OBJECTIVE: List each line of the data in which the string "icon" appears.

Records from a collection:
---------------

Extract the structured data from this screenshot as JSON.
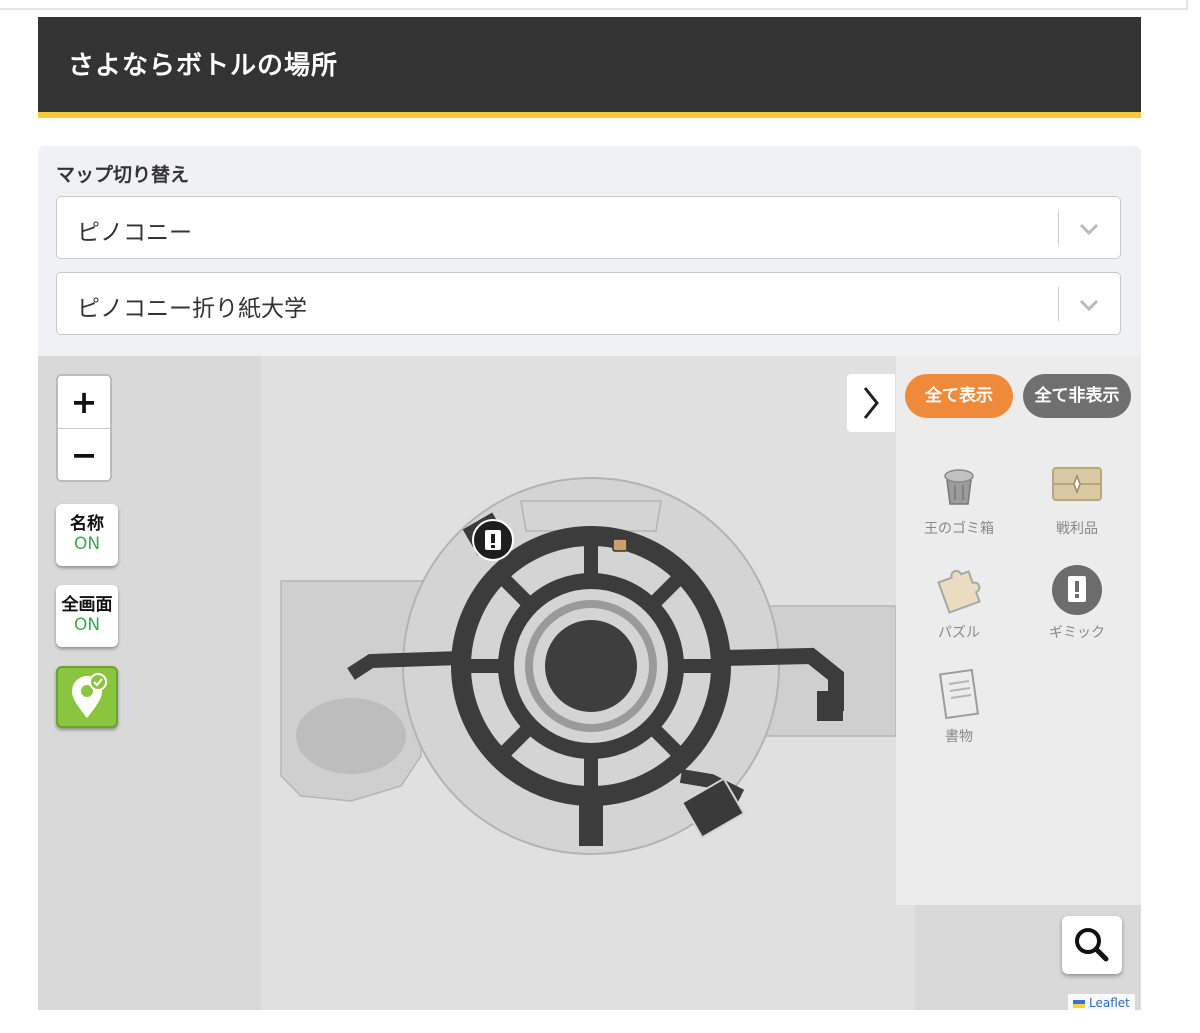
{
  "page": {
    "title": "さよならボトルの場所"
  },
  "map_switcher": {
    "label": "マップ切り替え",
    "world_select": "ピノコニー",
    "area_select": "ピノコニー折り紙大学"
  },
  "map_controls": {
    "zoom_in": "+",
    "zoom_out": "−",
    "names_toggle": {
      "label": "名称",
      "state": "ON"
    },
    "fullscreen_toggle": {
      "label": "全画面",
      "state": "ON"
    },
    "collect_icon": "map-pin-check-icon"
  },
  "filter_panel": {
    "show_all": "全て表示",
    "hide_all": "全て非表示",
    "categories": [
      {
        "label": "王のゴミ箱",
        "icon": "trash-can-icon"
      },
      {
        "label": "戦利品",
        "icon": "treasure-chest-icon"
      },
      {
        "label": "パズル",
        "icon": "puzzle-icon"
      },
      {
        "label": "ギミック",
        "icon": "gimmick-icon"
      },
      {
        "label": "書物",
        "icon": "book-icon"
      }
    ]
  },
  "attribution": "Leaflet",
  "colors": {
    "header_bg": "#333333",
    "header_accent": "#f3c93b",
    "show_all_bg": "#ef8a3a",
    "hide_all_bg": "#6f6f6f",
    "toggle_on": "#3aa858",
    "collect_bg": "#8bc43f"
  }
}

---------------

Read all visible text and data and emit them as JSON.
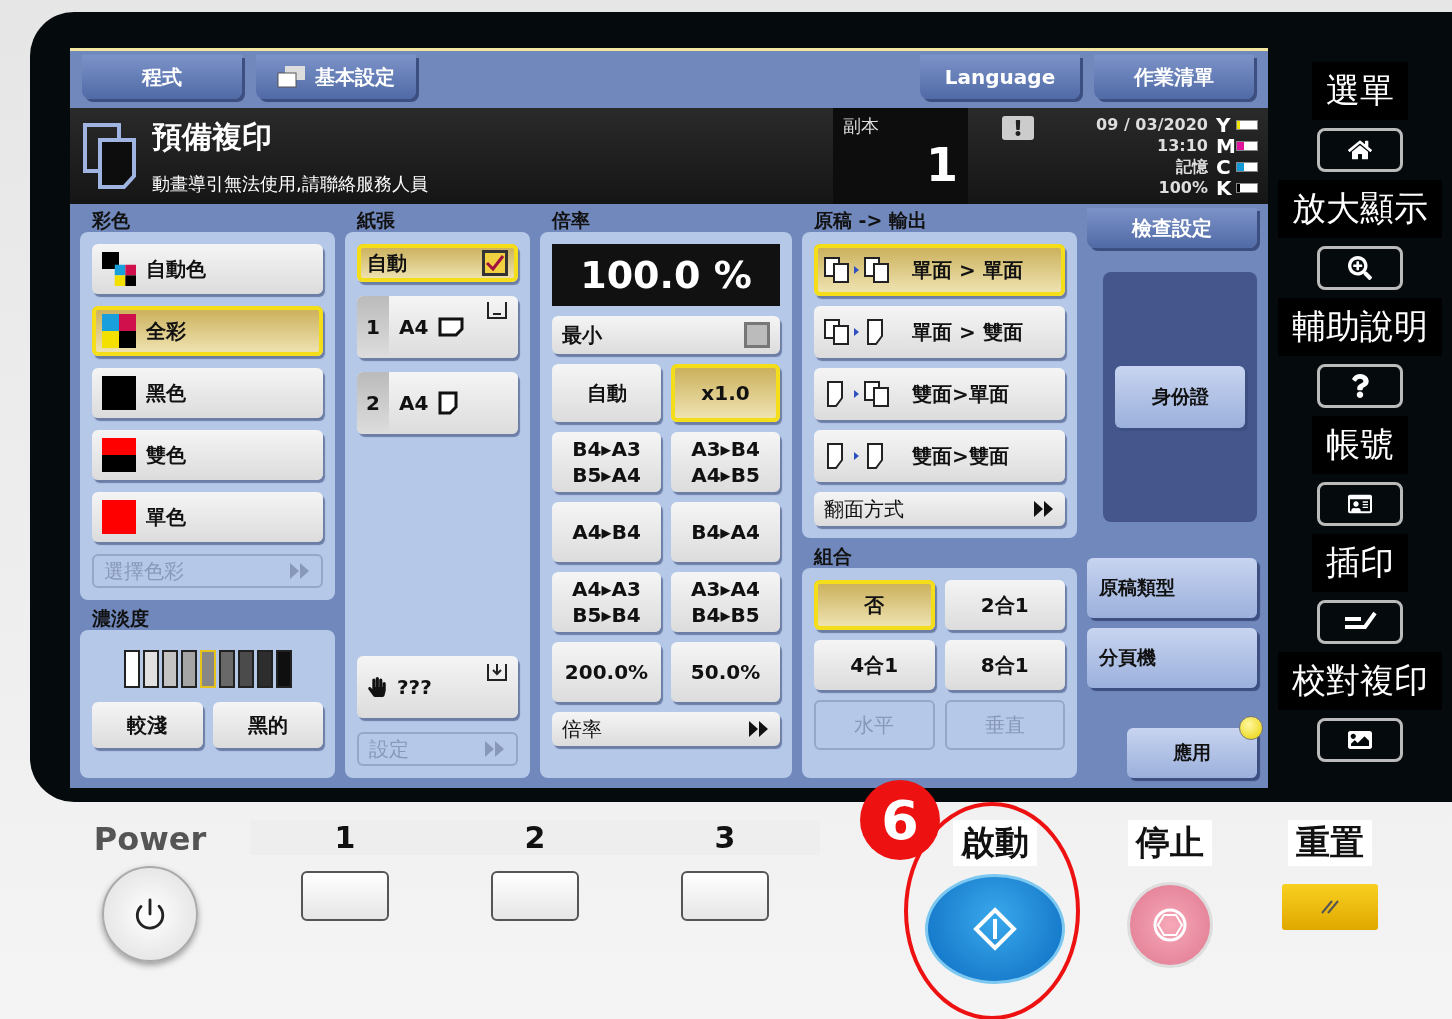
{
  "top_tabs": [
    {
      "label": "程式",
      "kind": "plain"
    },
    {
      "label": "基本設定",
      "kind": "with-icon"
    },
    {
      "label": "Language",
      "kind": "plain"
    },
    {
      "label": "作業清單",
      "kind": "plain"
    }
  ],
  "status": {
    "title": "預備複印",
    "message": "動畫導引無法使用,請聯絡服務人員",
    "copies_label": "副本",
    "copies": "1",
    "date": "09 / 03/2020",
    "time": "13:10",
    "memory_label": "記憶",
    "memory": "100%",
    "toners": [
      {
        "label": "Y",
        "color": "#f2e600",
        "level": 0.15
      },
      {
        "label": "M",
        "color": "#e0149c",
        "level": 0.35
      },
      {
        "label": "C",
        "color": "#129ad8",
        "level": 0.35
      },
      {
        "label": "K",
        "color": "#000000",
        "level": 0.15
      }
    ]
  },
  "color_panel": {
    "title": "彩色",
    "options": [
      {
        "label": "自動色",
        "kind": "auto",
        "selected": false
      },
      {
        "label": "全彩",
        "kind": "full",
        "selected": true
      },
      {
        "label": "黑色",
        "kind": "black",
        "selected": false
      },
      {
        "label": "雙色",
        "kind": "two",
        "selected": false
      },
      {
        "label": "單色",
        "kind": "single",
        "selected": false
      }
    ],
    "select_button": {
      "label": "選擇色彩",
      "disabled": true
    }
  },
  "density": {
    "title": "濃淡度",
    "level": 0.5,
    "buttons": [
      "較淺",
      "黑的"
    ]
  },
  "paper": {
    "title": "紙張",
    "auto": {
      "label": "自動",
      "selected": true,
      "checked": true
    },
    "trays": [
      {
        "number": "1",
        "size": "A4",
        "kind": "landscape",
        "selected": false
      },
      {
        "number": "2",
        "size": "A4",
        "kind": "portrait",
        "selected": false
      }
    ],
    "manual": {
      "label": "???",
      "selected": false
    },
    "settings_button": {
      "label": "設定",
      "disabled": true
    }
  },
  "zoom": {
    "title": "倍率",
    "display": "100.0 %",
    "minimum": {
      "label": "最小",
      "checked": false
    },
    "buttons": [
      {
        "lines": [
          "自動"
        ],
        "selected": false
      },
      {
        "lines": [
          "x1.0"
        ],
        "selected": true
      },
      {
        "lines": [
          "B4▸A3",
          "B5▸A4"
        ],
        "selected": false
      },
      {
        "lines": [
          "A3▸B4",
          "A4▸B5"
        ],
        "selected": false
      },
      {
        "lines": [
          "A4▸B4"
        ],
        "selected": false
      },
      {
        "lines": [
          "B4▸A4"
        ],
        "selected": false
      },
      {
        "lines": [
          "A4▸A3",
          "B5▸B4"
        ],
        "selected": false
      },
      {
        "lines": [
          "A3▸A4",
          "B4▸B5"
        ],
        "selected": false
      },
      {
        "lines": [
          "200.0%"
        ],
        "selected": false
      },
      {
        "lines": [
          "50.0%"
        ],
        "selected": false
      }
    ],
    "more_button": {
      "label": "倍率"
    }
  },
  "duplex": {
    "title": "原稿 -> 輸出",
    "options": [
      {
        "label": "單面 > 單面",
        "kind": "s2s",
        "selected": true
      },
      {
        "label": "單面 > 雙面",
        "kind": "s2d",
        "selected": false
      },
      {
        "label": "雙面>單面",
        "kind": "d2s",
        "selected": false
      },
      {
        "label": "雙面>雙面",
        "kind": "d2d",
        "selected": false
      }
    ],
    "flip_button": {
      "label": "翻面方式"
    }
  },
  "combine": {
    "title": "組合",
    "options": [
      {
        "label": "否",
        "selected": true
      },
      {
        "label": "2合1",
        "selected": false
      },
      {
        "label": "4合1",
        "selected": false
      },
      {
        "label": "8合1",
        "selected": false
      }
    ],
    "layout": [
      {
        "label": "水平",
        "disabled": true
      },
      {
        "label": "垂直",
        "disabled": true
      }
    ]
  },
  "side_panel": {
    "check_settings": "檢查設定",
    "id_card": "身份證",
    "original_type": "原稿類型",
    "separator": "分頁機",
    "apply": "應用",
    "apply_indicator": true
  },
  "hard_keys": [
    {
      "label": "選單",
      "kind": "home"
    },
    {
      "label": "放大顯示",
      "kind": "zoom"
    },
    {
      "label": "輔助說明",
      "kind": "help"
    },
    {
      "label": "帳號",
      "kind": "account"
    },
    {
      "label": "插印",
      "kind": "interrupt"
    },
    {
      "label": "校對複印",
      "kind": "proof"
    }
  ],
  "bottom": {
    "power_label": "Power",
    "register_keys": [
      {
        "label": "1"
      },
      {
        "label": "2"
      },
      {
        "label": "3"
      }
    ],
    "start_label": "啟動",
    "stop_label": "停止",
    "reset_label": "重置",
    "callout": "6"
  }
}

---------------

WRITTEN ANSWER:
    "collect_icon": "map-pin-check-icon"
        "icon": "trash-can-icon"
        "icon": "treasure-chest-icon"
        "icon": "puzzle-icon"
        "icon": "gimmick-icon"
        "icon": "book-icon"
      "kind": "with-icon"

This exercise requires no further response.